* _PROBLEM TO SOLVE_:
Report the count of lines containing the word "title" in the entries below, and nothing more.

Dataset rows about figures:
◆ ◆ ◆ ◆
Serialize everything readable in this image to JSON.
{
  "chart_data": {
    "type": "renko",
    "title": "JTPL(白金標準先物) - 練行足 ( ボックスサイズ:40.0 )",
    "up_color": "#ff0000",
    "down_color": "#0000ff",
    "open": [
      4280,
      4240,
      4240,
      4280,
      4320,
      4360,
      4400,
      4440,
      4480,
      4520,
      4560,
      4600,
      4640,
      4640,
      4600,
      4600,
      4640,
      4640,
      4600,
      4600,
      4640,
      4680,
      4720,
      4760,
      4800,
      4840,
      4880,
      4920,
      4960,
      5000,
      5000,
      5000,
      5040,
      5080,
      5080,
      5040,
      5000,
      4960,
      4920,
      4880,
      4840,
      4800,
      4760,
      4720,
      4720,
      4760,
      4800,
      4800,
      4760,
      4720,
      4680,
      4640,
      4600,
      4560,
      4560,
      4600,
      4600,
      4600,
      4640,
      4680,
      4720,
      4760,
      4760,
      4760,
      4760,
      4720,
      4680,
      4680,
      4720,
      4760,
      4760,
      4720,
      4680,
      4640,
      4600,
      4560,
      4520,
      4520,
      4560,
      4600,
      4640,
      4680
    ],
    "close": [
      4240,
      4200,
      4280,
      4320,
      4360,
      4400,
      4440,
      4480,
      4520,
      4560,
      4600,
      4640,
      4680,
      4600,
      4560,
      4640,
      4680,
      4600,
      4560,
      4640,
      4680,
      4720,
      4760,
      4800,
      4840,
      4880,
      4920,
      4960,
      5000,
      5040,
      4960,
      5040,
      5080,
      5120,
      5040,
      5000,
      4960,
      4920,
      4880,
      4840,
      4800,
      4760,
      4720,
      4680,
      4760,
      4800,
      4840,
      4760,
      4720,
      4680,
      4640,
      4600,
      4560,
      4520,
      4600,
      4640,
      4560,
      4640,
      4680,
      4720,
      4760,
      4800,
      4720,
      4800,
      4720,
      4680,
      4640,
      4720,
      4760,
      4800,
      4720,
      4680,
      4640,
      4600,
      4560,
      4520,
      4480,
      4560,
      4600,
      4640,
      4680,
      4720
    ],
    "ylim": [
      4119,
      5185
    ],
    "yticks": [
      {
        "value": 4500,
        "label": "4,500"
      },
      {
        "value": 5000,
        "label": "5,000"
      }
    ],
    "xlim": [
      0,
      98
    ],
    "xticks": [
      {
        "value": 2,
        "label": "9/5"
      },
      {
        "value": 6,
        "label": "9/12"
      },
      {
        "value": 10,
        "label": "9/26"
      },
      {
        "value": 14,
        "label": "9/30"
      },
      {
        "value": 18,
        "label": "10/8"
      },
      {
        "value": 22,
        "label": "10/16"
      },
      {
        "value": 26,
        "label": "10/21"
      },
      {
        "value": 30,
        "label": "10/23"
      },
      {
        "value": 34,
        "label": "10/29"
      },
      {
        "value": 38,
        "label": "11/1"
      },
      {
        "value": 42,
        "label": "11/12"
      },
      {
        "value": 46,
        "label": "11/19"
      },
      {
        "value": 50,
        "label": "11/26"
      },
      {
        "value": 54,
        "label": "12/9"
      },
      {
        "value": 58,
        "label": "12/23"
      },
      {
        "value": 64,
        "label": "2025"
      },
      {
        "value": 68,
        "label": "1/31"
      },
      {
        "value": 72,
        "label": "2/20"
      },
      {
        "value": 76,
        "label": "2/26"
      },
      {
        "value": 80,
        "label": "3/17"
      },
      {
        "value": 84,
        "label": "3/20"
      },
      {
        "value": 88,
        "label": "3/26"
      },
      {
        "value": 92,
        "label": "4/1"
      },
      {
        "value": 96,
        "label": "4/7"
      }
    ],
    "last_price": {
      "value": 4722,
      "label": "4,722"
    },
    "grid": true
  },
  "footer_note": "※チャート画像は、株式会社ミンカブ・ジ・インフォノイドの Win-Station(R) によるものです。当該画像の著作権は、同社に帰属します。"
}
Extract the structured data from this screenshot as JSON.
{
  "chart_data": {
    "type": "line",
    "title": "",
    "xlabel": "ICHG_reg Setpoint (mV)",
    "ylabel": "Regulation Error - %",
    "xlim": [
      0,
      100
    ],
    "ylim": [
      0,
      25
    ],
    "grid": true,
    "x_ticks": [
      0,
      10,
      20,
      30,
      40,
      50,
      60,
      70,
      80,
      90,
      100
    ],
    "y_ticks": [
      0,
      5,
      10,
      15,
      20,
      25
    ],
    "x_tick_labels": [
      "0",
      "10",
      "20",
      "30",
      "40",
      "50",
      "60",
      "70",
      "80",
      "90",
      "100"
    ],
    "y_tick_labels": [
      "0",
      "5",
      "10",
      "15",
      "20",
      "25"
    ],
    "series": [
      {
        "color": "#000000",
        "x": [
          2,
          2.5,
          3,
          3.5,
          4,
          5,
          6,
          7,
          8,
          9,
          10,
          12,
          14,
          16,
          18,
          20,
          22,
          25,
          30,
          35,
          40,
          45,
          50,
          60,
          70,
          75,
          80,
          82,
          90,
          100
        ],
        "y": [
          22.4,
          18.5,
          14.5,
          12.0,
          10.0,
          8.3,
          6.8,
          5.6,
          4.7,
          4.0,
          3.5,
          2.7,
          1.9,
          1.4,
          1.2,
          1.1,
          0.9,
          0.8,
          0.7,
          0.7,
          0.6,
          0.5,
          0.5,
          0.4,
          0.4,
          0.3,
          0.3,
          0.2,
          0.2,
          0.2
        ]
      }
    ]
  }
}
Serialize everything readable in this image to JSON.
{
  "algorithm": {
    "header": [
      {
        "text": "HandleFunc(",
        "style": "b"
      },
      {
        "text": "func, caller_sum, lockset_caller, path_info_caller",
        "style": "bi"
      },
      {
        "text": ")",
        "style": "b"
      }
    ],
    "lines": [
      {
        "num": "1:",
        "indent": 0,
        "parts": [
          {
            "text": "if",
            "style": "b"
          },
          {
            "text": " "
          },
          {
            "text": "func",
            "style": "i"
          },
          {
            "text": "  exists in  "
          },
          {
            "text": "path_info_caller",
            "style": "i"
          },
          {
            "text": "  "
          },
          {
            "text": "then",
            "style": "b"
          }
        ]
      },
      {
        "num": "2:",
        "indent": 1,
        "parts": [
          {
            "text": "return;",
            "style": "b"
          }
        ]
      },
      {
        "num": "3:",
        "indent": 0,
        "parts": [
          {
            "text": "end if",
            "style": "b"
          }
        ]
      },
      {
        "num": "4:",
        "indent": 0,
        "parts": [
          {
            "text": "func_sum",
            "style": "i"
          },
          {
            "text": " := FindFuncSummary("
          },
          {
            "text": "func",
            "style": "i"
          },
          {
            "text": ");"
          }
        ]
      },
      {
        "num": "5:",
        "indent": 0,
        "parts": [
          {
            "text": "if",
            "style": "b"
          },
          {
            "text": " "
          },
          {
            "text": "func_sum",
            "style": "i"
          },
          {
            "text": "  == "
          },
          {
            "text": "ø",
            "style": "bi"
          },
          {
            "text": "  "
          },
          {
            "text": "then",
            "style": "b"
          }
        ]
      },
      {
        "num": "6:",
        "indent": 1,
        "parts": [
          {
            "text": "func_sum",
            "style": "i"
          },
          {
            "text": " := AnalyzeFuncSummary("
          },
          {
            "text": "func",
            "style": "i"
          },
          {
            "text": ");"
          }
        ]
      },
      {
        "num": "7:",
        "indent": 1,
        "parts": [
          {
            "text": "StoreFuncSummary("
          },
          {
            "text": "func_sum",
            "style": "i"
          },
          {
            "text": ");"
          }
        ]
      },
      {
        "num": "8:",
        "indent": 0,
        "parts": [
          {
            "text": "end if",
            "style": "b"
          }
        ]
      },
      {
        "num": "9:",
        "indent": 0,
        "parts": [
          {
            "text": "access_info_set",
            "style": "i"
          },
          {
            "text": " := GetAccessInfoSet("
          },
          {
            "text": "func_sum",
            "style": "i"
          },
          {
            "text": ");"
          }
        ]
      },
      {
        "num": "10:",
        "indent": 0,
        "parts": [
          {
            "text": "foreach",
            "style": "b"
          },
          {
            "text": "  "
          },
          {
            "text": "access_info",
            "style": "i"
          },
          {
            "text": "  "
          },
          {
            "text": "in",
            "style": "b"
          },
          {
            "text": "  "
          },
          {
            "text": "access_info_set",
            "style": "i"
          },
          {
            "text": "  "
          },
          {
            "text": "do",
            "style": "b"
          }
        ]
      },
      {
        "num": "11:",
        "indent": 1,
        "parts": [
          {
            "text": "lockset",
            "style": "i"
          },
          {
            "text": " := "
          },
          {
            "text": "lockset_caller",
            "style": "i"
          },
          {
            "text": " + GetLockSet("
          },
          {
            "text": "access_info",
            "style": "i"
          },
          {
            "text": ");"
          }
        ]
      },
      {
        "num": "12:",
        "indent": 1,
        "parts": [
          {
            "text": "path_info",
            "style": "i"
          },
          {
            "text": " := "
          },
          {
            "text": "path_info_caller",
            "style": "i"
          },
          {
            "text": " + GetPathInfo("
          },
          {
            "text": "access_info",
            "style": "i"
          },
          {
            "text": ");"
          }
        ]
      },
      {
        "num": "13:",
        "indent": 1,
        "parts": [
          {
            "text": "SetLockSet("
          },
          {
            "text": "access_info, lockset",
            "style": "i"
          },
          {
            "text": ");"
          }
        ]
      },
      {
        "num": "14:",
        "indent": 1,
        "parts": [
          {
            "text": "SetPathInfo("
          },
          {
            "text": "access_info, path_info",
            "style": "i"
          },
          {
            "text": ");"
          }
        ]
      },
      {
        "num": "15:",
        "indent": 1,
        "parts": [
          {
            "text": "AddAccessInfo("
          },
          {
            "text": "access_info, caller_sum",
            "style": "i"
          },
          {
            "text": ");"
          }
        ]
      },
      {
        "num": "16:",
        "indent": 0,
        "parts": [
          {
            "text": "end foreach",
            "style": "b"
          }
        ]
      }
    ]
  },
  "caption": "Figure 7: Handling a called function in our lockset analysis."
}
◆ ◆ ◆ ◆
* _FULL OUTPUT_:
2